■ Do this:
Your task is to copy the material exactly.

─── Records

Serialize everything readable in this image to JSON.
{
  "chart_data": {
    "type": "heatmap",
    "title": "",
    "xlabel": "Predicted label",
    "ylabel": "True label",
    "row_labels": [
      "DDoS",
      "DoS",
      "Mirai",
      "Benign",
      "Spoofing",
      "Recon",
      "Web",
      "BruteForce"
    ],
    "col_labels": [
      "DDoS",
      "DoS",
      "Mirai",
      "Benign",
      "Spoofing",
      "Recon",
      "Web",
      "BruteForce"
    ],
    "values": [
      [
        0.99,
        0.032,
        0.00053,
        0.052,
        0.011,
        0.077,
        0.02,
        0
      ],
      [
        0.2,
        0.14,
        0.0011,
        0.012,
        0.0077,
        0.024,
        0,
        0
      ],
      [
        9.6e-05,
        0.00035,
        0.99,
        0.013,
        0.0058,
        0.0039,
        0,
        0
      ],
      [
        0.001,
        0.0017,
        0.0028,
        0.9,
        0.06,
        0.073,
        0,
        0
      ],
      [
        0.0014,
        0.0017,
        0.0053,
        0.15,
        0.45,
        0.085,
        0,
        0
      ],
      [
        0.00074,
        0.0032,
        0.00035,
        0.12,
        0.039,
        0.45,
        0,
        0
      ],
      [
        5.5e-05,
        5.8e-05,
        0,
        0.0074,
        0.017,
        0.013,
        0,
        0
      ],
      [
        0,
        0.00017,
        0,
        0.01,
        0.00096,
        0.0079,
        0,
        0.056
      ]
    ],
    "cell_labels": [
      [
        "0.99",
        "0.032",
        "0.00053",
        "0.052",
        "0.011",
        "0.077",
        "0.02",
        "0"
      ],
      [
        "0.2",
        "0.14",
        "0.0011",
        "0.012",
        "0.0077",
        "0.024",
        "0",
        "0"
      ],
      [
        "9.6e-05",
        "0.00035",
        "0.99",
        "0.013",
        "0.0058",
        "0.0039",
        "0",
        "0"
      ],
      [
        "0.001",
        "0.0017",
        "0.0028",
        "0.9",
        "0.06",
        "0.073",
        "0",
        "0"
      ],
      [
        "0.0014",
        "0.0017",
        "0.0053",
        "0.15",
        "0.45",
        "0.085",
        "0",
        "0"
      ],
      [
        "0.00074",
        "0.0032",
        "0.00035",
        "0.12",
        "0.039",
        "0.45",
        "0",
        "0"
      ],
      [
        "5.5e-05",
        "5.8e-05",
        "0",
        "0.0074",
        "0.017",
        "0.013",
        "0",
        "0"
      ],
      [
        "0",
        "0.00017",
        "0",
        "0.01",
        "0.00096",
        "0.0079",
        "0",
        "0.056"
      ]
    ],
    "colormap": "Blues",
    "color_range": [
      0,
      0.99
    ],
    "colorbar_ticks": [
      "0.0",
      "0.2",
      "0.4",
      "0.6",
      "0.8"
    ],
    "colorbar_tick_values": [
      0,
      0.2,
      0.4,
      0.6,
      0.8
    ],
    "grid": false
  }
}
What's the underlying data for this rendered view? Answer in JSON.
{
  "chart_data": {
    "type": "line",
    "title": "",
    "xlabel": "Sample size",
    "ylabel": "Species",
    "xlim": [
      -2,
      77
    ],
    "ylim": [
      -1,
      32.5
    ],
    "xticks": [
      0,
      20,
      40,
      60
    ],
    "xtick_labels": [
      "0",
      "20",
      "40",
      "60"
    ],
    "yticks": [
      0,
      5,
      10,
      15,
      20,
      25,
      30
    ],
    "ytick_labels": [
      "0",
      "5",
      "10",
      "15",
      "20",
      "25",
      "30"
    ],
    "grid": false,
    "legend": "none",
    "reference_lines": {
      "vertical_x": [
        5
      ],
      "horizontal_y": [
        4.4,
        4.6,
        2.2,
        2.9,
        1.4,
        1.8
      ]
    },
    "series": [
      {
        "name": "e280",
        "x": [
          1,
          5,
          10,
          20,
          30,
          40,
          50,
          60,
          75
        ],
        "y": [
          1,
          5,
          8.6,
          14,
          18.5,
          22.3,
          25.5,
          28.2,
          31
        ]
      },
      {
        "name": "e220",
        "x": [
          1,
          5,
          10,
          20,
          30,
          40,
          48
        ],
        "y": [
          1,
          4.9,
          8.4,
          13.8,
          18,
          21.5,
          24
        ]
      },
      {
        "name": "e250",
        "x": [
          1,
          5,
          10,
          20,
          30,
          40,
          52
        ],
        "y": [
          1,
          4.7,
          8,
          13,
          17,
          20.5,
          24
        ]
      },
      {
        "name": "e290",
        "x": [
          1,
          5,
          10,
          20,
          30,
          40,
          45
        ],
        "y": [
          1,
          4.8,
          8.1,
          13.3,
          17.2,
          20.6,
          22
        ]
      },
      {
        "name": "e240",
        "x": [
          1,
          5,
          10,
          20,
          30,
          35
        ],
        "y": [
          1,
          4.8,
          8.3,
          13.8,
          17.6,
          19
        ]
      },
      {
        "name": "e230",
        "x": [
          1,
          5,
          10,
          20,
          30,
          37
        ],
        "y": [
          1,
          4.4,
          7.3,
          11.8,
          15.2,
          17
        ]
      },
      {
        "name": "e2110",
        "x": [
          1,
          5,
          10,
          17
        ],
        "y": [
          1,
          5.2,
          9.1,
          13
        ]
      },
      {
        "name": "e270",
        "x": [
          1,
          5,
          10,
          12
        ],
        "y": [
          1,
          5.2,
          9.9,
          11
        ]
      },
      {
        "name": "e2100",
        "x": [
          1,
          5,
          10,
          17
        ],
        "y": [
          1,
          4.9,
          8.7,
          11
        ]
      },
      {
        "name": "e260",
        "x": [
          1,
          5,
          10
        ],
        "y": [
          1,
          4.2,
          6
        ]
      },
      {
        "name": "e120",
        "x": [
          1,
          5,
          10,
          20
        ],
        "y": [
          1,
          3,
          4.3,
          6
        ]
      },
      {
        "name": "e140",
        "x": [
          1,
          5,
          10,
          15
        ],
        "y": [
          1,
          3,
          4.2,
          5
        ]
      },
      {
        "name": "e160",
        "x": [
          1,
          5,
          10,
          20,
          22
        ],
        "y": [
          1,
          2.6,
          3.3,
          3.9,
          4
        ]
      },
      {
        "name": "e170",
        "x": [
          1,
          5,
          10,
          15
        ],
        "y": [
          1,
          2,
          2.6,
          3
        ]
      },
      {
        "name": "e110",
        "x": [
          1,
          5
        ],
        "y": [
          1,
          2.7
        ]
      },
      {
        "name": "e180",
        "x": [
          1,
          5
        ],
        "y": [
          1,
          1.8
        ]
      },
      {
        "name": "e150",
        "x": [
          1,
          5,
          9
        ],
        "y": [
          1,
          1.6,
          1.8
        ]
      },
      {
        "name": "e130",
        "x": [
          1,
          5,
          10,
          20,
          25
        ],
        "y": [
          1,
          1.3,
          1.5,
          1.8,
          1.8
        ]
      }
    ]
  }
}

──────

■ Response for this exercise:
Serialize everything readable in this image to JSON.
{
  "chart_data": {
    "type": "heatmap",
    "title": "",
    "xlabel": "Predicted label",
    "ylabel": "True label",
    "row_labels": [
      "DDoS",
      "DoS",
      "Mirai",
      "Benign",
      "Spoofing",
      "Recon",
      "Web",
      "BruteForce"
    ],
    "col_labels": [
      "DDoS",
      "DoS",
      "Mirai",
      "Benign",
      "Spoofing",
      "Recon",
      "Web",
      "BruteForce"
    ],
    "values": [
      [
        0.99,
        0.032,
        0.00053,
        0.052,
        0.011,
        0.077,
        0.02,
        0
      ],
      [
        0.2,
        0.14,
        0.0011,
        0.012,
        0.0077,
        0.024,
        0,
        0
      ],
      [
        9.6e-05,
        0.00035,
        0.99,
        0.013,
        0.0058,
        0.0039,
        0,
        0
      ],
      [
        0.001,
        0.0017,
        0.0028,
        0.9,
        0.06,
        0.073,
        0,
        0
      ],
      [
        0.0014,
        0.0017,
        0.0053,
        0.15,
        0.45,
        0.085,
        0,
        0
      ],
      [
        0.00074,
        0.0032,
        0.00035,
        0.12,
        0.039,
        0.45,
        0,
        0
      ],
      [
        5.5e-05,
        5.8e-05,
        0,
        0.0074,
        0.017,
        0.013,
        0,
        0
      ],
      [
        0,
        0.00017,
        0,
        0.01,
        0.00096,
        0.0079,
        0,
        0.056
      ]
    ],
    "cell_labels": [
      [
        "0.99",
        "0.032",
        "0.00053",
        "0.052",
        "0.011",
        "0.077",
        "0.02",
        "0"
      ],
      [
        "0.2",
        "0.14",
        "0.0011",
        "0.012",
        "0.0077",
        "0.024",
        "0",
        "0"
      ],
      [
        "9.6e-05",
        "0.00035",
        "0.99",
        "0.013",
        "0.0058",
        "0.0039",
        "0",
        "0"
      ],
      [
        "0.001",
        "0.0017",
        "0.0028",
        "0.9",
        "0.06",
        "0.073",
        "0",
        "0"
      ],
      [
        "0.0014",
        "0.0017",
        "0.0053",
        "0.15",
        "0.45",
        "0.085",
        "0",
        "0"
      ],
      [
        "0.00074",
        "0.0032",
        "0.00035",
        "0.12",
        "0.039",
        "0.45",
        "0",
        "0"
      ],
      [
        "5.5e-05",
        "5.8e-05",
        "0",
        "0.0074",
        "0.017",
        "0.013",
        "0",
        "0"
      ],
      [
        "0",
        "0.00017",
        "0",
        "0.01",
        "0.00096",
        "0.0079",
        "0",
        "0.056"
      ]
    ],
    "colormap": "Blues",
    "color_range": [
      0,
      0.99
    ],
    "colorbar_ticks": [
      "0.0",
      "0.2",
      "0.4",
      "0.6",
      "0.8"
    ],
    "colorbar_tick_values": [
      0,
      0.2,
      0.4,
      0.6,
      0.8
    ],
    "grid": false
  }
}
What's the underlying data for this rendered view? Answer in JSON.
{
  "chart_data": {
    "type": "line",
    "title": "",
    "xlabel": "Sample size",
    "ylabel": "Species",
    "xlim": [
      -2,
      77
    ],
    "ylim": [
      -1,
      32.5
    ],
    "xticks": [
      0,
      20,
      40,
      60
    ],
    "xtick_labels": [
      "0",
      "20",
      "40",
      "60"
    ],
    "yticks": [
      0,
      5,
      10,
      15,
      20,
      25,
      30
    ],
    "ytick_labels": [
      "0",
      "5",
      "10",
      "15",
      "20",
      "25",
      "30"
    ],
    "grid": false,
    "legend": "none",
    "reference_lines": {
      "vertical_x": [
        5
      ],
      "horizontal_y": [
        4.4,
        4.6,
        2.2,
        2.9,
        1.4,
        1.8
      ]
    },
    "series": [
      {
        "name": "e280",
        "x": [
          1,
          5,
          10,
          20,
          30,
          40,
          50,
          60,
          75
        ],
        "y": [
          1,
          5,
          8.6,
          14,
          18.5,
          22.3,
          25.5,
          28.2,
          31
        ]
      },
      {
        "name": "e220",
        "x": [
          1,
          5,
          10,
          20,
          30,
          40,
          48
        ],
        "y": [
          1,
          4.9,
          8.4,
          13.8,
          18,
          21.5,
          24
        ]
      },
      {
        "name": "e250",
        "x": [
          1,
          5,
          10,
          20,
          30,
          40,
          52
        ],
        "y": [
          1,
          4.7,
          8,
          13,
          17,
          20.5,
          24
        ]
      },
      {
        "name": "e290",
        "x": [
          1,
          5,
          10,
          20,
          30,
          40,
          45
        ],
        "y": [
          1,
          4.8,
          8.1,
          13.3,
          17.2,
          20.6,
          22
        ]
      },
      {
        "name": "e240",
        "x": [
          1,
          5,
          10,
          20,
          30,
          35
        ],
        "y": [
          1,
          4.8,
          8.3,
          13.8,
          17.6,
          19
        ]
      },
      {
        "name": "e230",
        "x": [
          1,
          5,
          10,
          20,
          30,
          37
        ],
        "y": [
          1,
          4.4,
          7.3,
          11.8,
          15.2,
          17
        ]
      },
      {
        "name": "e2110",
        "x": [
          1,
          5,
          10,
          17
        ],
        "y": [
          1,
          5.2,
          9.1,
          13
        ]
      },
      {
        "name": "e270",
        "x": [
          1,
          5,
          10,
          12
        ],
        "y": [
          1,
          5.2,
          9.9,
          11
        ]
      },
      {
        "name": "e2100",
        "x": [
          1,
          5,
          10,
          17
        ],
        "y": [
          1,
          4.9,
          8.7,
          11
        ]
      },
      {
        "name": "e260",
        "x": [
          1,
          5,
          10
        ],
        "y": [
          1,
          4.2,
          6
        ]
      },
      {
        "name": "e120",
        "x": [
          1,
          5,
          10,
          20
        ],
        "y": [
          1,
          3,
          4.3,
          6
        ]
      },
      {
        "name": "e140",
        "x": [
          1,
          5,
          10,
          15
        ],
        "y": [
          1,
          3,
          4.2,
          5
        ]
      },
      {
        "name": "e160",
        "x": [
          1,
          5,
          10,
          20,
          22
        ],
        "y": [
          1,
          2.6,
          3.3,
          3.9,
          4
        ]
      },
      {
        "name": "e170",
        "x": [
          1,
          5,
          10,
          15
        ],
        "y": [
          1,
          2,
          2.6,
          3
        ]
      },
      {
        "name": "e110",
        "x": [
          1,
          5
        ],
        "y": [
          1,
          2.7
        ]
      },
      {
        "name": "e180",
        "x": [
          1,
          5
        ],
        "y": [
          1,
          1.8
        ]
      },
      {
        "name": "e150",
        "x": [
          1,
          5,
          9
        ],
        "y": [
          1,
          1.6,
          1.8
        ]
      },
      {
        "name": "e130",
        "x": [
          1,
          5,
          10,
          20,
          25
        ],
        "y": [
          1,
          1.3,
          1.5,
          1.8,
          1.8
        ]
      }
    ]
  }
}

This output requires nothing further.